* begin RECORDS FOR PROCESSING *
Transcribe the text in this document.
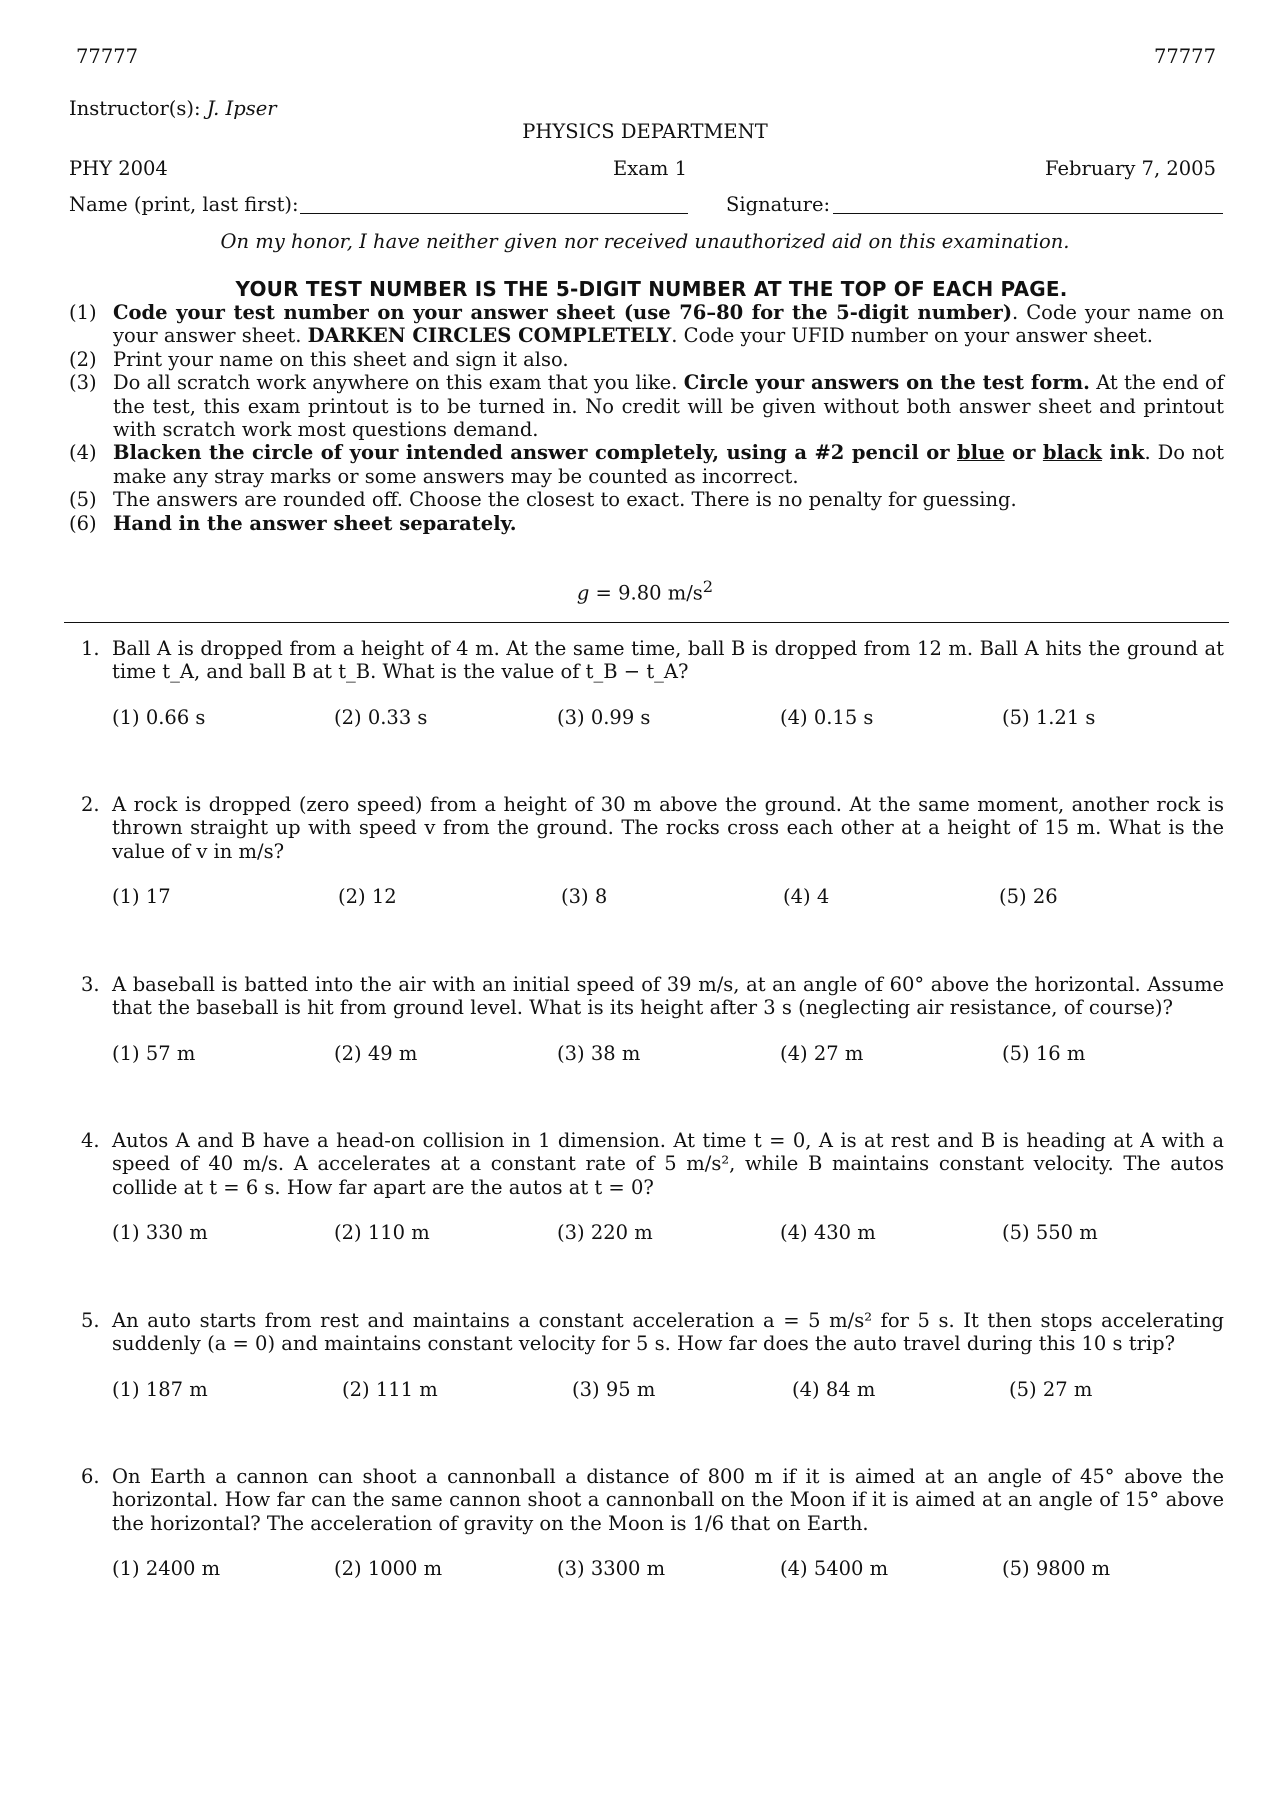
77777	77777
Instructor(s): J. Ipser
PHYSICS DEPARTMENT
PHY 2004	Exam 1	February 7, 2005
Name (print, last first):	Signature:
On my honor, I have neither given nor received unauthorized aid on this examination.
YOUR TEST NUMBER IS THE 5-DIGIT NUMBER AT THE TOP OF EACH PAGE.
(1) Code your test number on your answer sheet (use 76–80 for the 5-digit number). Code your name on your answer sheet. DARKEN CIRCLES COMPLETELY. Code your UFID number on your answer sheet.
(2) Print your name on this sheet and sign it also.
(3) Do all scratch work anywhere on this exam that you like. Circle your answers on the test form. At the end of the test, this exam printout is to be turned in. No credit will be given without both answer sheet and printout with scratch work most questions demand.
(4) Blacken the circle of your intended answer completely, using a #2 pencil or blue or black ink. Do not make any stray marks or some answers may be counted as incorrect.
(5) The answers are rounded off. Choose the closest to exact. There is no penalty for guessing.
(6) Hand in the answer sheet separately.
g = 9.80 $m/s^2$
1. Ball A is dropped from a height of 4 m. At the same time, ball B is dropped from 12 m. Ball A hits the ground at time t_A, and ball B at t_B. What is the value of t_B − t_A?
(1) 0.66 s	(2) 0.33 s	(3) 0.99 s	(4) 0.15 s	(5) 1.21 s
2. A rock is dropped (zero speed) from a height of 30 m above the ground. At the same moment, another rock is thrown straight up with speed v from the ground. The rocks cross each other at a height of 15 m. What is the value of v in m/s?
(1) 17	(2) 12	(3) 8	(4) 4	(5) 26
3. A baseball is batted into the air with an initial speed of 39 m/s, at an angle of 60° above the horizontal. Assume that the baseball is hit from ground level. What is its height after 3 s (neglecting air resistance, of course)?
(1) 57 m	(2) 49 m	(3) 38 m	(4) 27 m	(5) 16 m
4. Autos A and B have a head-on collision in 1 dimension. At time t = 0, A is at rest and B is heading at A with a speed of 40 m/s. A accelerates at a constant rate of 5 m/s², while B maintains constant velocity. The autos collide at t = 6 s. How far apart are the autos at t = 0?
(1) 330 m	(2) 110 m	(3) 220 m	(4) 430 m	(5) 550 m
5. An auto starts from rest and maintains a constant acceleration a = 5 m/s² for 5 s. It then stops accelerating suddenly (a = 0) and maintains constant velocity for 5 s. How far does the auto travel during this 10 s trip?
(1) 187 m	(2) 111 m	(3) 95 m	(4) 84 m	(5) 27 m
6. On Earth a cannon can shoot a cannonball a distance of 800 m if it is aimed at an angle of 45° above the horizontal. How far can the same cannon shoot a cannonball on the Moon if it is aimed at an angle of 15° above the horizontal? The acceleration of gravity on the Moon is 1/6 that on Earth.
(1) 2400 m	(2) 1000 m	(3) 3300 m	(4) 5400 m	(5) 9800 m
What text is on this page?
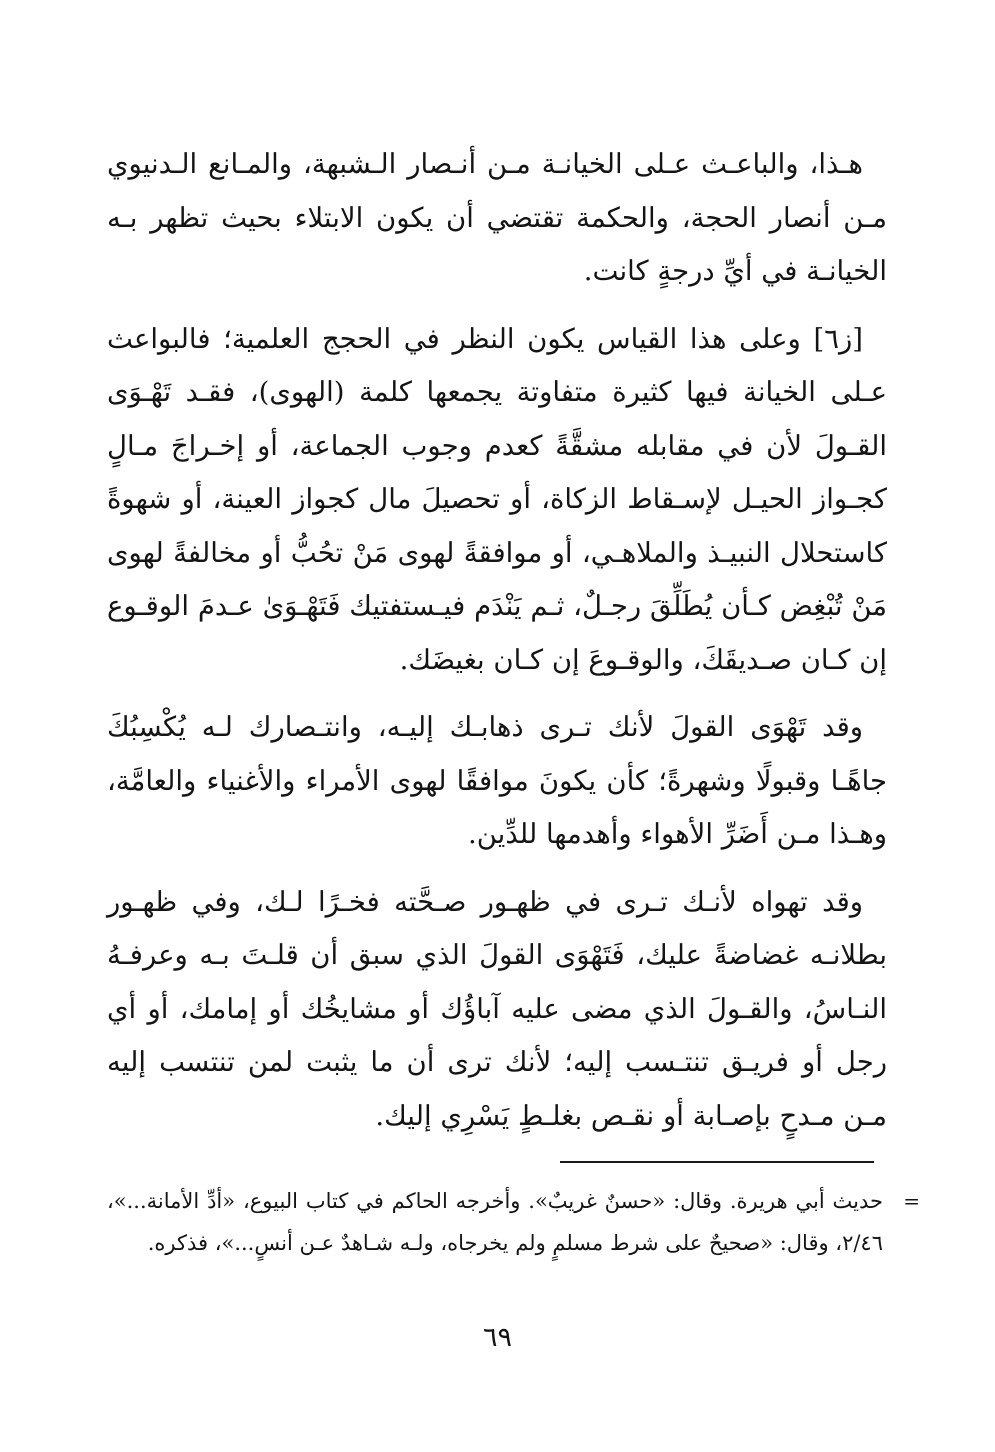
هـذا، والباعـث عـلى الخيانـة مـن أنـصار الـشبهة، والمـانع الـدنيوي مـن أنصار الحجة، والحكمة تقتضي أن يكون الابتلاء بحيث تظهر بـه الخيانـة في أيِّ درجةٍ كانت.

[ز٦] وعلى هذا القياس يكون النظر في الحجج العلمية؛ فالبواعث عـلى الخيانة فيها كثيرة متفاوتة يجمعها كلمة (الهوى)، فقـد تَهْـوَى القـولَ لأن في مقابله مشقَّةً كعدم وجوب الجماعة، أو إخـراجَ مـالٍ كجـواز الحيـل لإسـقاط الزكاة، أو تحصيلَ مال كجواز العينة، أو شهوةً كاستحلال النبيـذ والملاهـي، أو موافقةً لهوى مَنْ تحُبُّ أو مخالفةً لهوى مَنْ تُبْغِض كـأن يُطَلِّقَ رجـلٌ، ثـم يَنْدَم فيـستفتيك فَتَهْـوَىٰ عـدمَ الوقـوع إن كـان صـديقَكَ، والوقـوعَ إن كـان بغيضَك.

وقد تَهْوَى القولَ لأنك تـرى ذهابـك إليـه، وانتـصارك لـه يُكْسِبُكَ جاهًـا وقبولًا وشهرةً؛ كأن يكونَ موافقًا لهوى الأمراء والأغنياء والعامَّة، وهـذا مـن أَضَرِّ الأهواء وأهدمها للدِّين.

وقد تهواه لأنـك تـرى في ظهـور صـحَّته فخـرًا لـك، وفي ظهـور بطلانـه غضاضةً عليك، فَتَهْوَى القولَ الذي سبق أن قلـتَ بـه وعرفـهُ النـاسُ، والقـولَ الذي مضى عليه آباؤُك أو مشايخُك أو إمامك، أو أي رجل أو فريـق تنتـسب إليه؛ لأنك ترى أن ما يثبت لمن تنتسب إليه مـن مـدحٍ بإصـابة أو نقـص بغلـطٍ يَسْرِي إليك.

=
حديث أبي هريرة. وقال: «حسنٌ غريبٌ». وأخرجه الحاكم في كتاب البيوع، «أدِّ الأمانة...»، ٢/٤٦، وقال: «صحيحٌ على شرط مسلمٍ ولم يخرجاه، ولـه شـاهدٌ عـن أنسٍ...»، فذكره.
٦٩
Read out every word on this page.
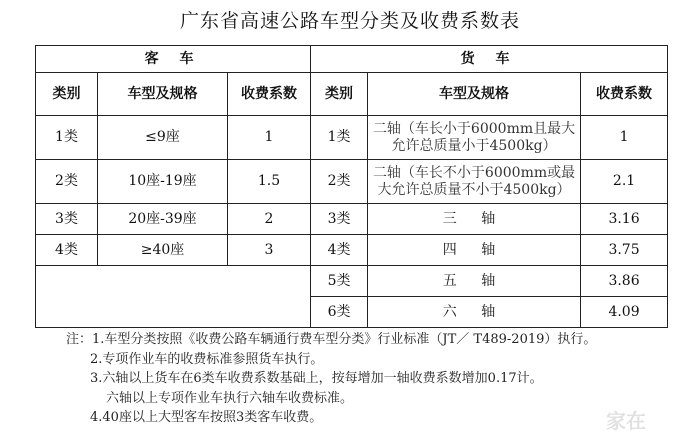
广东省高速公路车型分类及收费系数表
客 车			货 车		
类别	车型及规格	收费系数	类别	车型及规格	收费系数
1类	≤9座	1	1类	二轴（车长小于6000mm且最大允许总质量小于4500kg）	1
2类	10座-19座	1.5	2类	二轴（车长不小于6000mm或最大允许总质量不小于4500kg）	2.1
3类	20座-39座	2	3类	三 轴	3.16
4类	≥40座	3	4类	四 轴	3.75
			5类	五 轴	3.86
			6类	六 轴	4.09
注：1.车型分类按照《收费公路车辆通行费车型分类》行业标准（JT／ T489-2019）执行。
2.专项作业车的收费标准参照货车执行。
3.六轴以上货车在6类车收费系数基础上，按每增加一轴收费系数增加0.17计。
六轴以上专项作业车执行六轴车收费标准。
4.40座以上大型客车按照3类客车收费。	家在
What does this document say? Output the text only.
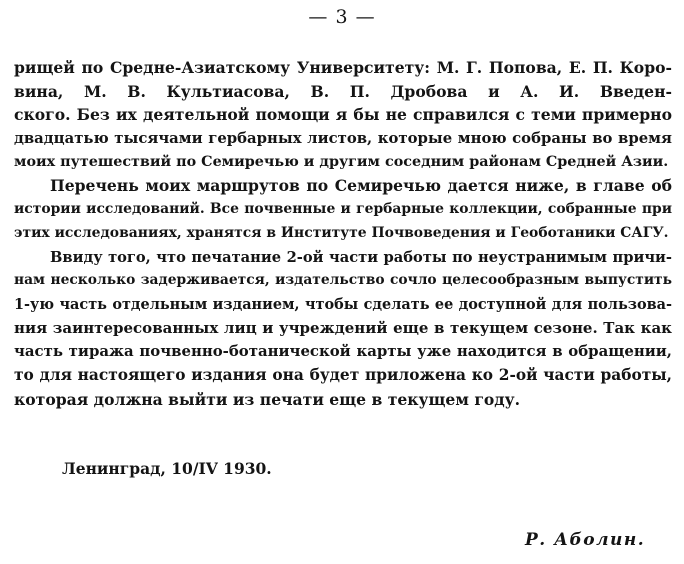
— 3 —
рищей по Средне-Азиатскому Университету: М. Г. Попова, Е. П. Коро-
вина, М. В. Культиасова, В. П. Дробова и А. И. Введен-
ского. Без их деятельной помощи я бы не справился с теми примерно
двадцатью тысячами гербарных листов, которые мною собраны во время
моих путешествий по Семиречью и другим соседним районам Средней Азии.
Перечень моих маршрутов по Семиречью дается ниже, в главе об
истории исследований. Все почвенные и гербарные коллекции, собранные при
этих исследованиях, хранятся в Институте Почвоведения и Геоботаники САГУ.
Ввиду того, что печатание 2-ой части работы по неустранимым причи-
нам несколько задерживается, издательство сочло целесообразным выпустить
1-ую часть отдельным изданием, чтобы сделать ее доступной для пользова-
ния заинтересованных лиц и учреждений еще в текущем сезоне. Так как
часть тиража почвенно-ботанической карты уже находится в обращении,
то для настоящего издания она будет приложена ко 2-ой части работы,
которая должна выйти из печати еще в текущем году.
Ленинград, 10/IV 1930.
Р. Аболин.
* end RECORDS FOR PROCESSING *
TASK STATEMENT —
Looking back at the lines above, state how many contain the word "document", and supply nothing besides the number.

COMPLETE OUTPUT —
2